(STATED TASK): Print the listing below exactly.

(MATERIAL PROVIDED):

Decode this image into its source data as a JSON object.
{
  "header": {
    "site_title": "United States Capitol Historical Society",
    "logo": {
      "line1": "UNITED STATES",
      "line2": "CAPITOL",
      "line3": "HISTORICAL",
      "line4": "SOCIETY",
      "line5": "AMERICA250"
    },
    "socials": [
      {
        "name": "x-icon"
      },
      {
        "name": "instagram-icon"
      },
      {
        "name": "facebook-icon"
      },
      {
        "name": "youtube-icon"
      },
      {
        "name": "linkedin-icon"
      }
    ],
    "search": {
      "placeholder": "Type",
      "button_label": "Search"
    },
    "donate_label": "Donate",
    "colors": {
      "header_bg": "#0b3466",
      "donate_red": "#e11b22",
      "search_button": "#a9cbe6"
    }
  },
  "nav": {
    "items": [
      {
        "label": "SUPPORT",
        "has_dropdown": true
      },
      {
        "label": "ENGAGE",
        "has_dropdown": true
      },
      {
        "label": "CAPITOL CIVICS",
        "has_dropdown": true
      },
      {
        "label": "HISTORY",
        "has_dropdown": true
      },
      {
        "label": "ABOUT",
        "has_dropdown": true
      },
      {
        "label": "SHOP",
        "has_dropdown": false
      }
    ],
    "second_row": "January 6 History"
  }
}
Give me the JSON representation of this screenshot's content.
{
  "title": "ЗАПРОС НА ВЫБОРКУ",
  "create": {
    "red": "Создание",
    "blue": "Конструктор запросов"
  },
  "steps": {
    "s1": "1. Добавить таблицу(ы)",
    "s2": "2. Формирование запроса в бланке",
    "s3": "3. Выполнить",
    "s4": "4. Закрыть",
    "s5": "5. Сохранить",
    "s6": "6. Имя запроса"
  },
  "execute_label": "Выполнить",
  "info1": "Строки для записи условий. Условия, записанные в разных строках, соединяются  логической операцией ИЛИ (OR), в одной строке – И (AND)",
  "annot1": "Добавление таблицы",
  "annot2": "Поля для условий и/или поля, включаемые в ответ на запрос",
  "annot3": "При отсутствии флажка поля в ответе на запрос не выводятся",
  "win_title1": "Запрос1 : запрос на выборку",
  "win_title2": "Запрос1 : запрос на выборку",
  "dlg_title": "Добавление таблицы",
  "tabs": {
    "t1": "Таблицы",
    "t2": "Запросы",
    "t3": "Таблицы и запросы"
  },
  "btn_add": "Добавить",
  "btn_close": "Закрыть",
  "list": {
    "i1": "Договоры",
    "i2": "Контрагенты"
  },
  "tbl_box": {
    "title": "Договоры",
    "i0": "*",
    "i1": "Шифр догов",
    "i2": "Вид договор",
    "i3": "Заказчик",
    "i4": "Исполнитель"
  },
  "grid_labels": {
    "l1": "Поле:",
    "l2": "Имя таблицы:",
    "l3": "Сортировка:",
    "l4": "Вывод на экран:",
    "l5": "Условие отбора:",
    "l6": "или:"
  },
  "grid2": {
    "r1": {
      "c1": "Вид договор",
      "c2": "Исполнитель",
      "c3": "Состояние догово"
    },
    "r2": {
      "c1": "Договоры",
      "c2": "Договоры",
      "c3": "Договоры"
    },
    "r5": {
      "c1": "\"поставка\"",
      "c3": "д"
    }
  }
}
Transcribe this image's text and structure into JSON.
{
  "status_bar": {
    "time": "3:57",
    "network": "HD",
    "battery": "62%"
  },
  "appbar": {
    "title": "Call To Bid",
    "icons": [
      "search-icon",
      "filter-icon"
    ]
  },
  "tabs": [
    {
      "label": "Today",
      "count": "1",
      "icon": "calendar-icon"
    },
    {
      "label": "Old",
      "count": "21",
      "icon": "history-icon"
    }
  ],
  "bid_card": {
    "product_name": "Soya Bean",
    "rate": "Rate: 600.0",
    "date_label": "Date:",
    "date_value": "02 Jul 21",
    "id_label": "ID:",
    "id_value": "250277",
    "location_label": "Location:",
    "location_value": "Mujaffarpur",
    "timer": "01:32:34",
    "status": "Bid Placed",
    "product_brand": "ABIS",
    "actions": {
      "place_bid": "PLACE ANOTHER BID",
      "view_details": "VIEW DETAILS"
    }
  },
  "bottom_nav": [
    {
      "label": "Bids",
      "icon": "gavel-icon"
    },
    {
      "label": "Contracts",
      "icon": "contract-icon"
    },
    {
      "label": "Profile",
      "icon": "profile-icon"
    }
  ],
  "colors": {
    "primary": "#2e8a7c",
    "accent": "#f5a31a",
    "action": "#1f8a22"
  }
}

(ANSWER FOR THIS EXERCISE):
Decode this image into its source data as a JSON object.
{
  "header": {
    "site_title": "United States Capitol Historical Society",
    "logo": {
      "line1": "UNITED STATES",
      "line2": "CAPITOL",
      "line3": "HISTORICAL",
      "line4": "SOCIETY",
      "line5": "AMERICA250"
    },
    "socials": [
      {
        "name": "x-icon"
      },
      {
        "name": "instagram-icon"
      },
      {
        "name": "facebook-icon"
      },
      {
        "name": "youtube-icon"
      },
      {
        "name": "linkedin-icon"
      }
    ],
    "search": {
      "placeholder": "Type",
      "button_label": "Search"
    },
    "donate_label": "Donate",
    "colors": {
      "header_bg": "#0b3466",
      "donate_red": "#e11b22",
      "search_button": "#a9cbe6"
    }
  },
  "nav": {
    "items": [
      {
        "label": "SUPPORT",
        "has_dropdown": true
      },
      {
        "label": "ENGAGE",
        "has_dropdown": true
      },
      {
        "label": "CAPITOL CIVICS",
        "has_dropdown": true
      },
      {
        "label": "HISTORY",
        "has_dropdown": true
      },
      {
        "label": "ABOUT",
        "has_dropdown": true
      },
      {
        "label": "SHOP",
        "has_dropdown": false
      }
    ],
    "second_row": "January 6 History"
  }
}
Give me the JSON representation of this screenshot's content.
{
  "title": "ЗАПРОС НА ВЫБОРКУ",
  "create": {
    "red": "Создание",
    "blue": "Конструктор запросов"
  },
  "steps": {
    "s1": "1. Добавить таблицу(ы)",
    "s2": "2. Формирование запроса в бланке",
    "s3": "3. Выполнить",
    "s4": "4. Закрыть",
    "s5": "5. Сохранить",
    "s6": "6. Имя запроса"
  },
  "execute_label": "Выполнить",
  "info1": "Строки для записи условий. Условия, записанные в разных строках, соединяются  логической операцией ИЛИ (OR), в одной строке – И (AND)",
  "annot1": "Добавление таблицы",
  "annot2": "Поля для условий и/или поля, включаемые в ответ на запрос",
  "annot3": "При отсутствии флажка поля в ответе на запрос не выводятся",
  "win_title1": "Запрос1 : запрос на выборку",
  "win_title2": "Запрос1 : запрос на выборку",
  "dlg_title": "Добавление таблицы",
  "tabs": {
    "t1": "Таблицы",
    "t2": "Запросы",
    "t3": "Таблицы и запросы"
  },
  "btn_add": "Добавить",
  "btn_close": "Закрыть",
  "list": {
    "i1": "Договоры",
    "i2": "Контрагенты"
  },
  "tbl_box": {
    "title": "Договоры",
    "i0": "*",
    "i1": "Шифр догов",
    "i2": "Вид договор",
    "i3": "Заказчик",
    "i4": "Исполнитель"
  },
  "grid_labels": {
    "l1": "Поле:",
    "l2": "Имя таблицы:",
    "l3": "Сортировка:",
    "l4": "Вывод на экран:",
    "l5": "Условие отбора:",
    "l6": "или:"
  },
  "grid2": {
    "r1": {
      "c1": "Вид договор",
      "c2": "Исполнитель",
      "c3": "Состояние догово"
    },
    "r2": {
      "c1": "Договоры",
      "c2": "Договоры",
      "c3": "Договоры"
    },
    "r5": {
      "c1": "\"поставка\"",
      "c3": "д"
    }
  }
}
Transcribe this image's text and structure into JSON.
{
  "status_bar": {
    "time": "3:57",
    "network": "HD",
    "battery": "62%"
  },
  "appbar": {
    "title": "Call To Bid",
    "icons": [
      "search-icon",
      "filter-icon"
    ]
  },
  "tabs": [
    {
      "label": "Today",
      "count": "1",
      "icon": "calendar-icon"
    },
    {
      "label": "Old",
      "count": "21",
      "icon": "history-icon"
    }
  ],
  "bid_card": {
    "product_name": "Soya Bean",
    "rate": "Rate: 600.0",
    "date_label": "Date:",
    "date_value": "02 Jul 21",
    "id_label": "ID:",
    "id_value": "250277",
    "location_label": "Location:",
    "location_value": "Mujaffarpur",
    "timer": "01:32:34",
    "status": "Bid Placed",
    "product_brand": "ABIS",
    "actions": {
      "place_bid": "PLACE ANOTHER BID",
      "view_details": "VIEW DETAILS"
    }
  },
  "bottom_nav": [
    {
      "label": "Bids",
      "icon": "gavel-icon"
    },
    {
      "label": "Contracts",
      "icon": "contract-icon"
    },
    {
      "label": "Profile",
      "icon": "profile-icon"
    }
  ],
  "colors": {
    "primary": "#2e8a7c",
    "accent": "#f5a31a",
    "action": "#1f8a22"
  }
}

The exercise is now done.